Leave the pictures out and transcribe every record exactly.

== Data

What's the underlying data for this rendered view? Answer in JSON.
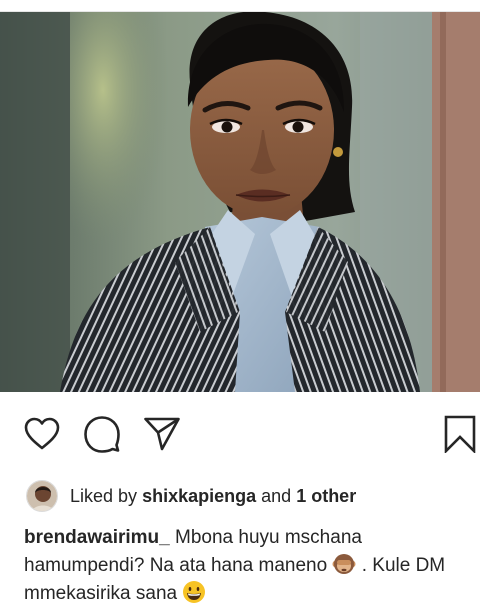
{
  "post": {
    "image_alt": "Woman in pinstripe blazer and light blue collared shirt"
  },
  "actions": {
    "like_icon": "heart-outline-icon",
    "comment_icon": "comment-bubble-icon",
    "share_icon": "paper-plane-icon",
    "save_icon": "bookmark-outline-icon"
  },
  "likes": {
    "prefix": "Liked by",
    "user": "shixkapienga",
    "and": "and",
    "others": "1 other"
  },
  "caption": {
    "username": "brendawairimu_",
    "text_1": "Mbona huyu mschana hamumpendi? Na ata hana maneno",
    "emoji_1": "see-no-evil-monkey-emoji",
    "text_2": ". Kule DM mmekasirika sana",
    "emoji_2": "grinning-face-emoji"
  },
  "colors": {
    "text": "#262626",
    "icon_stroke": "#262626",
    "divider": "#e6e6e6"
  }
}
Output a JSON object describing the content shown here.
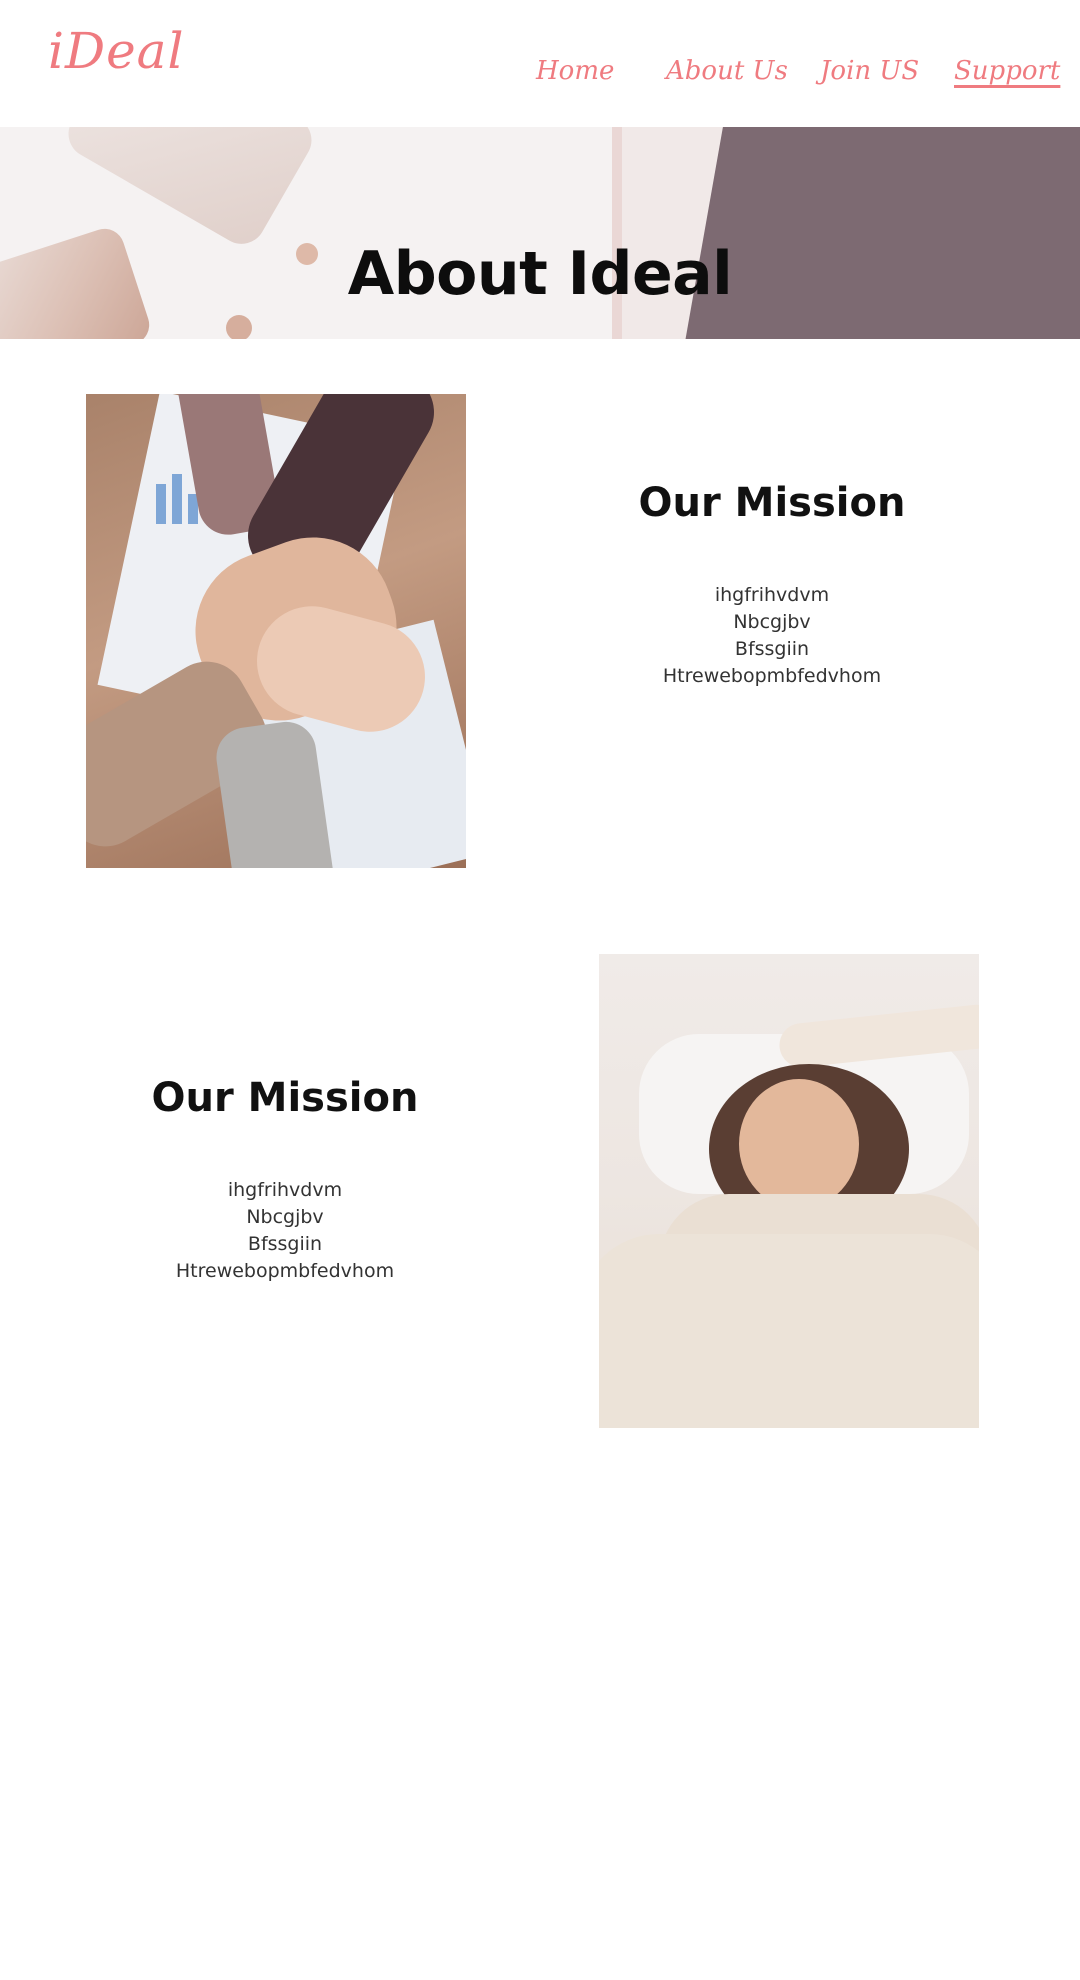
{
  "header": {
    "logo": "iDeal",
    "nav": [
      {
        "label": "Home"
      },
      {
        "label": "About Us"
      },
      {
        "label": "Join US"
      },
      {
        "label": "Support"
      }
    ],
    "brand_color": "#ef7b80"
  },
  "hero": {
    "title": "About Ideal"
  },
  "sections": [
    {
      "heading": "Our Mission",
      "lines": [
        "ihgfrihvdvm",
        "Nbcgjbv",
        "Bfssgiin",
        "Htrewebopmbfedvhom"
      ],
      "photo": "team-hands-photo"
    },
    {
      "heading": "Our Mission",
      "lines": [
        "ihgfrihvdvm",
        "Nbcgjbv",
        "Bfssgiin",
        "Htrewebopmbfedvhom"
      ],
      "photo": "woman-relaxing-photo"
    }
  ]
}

====

■ Exercise solution ■
What's the underlying data for this rendered view? Answer in JSON.
{
  "post": {
    "image_alt": "Woman in pinstripe blazer and light blue collared shirt"
  },
  "actions": {
    "like_icon": "heart-outline-icon",
    "comment_icon": "comment-bubble-icon",
    "share_icon": "paper-plane-icon",
    "save_icon": "bookmark-outline-icon"
  },
  "likes": {
    "prefix": "Liked by",
    "user": "shixkapienga",
    "and": "and",
    "others": "1 other"
  },
  "caption": {
    "username": "brendawairimu_",
    "text_1": "Mbona huyu mschana hamumpendi? Na ata hana maneno",
    "emoji_1": "see-no-evil-monkey-emoji",
    "text_2": ". Kule DM mmekasirika sana",
    "emoji_2": "grinning-face-emoji"
  },
  "colors": {
    "text": "#262626",
    "icon_stroke": "#262626",
    "divider": "#e6e6e6"
  }
}
Output a JSON object describing the content shown here.
{
  "header": {
    "logo": "iDeal",
    "nav": [
      {
        "label": "Home"
      },
      {
        "label": "About Us"
      },
      {
        "label": "Join US"
      },
      {
        "label": "Support"
      }
    ],
    "brand_color": "#ef7b80"
  },
  "hero": {
    "title": "About Ideal"
  },
  "sections": [
    {
      "heading": "Our Mission",
      "lines": [
        "ihgfrihvdvm",
        "Nbcgjbv",
        "Bfssgiin",
        "Htrewebopmbfedvhom"
      ],
      "photo": "team-hands-photo"
    },
    {
      "heading": "Our Mission",
      "lines": [
        "ihgfrihvdvm",
        "Nbcgjbv",
        "Bfssgiin",
        "Htrewebopmbfedvhom"
      ],
      "photo": "woman-relaxing-photo"
    }
  ]
}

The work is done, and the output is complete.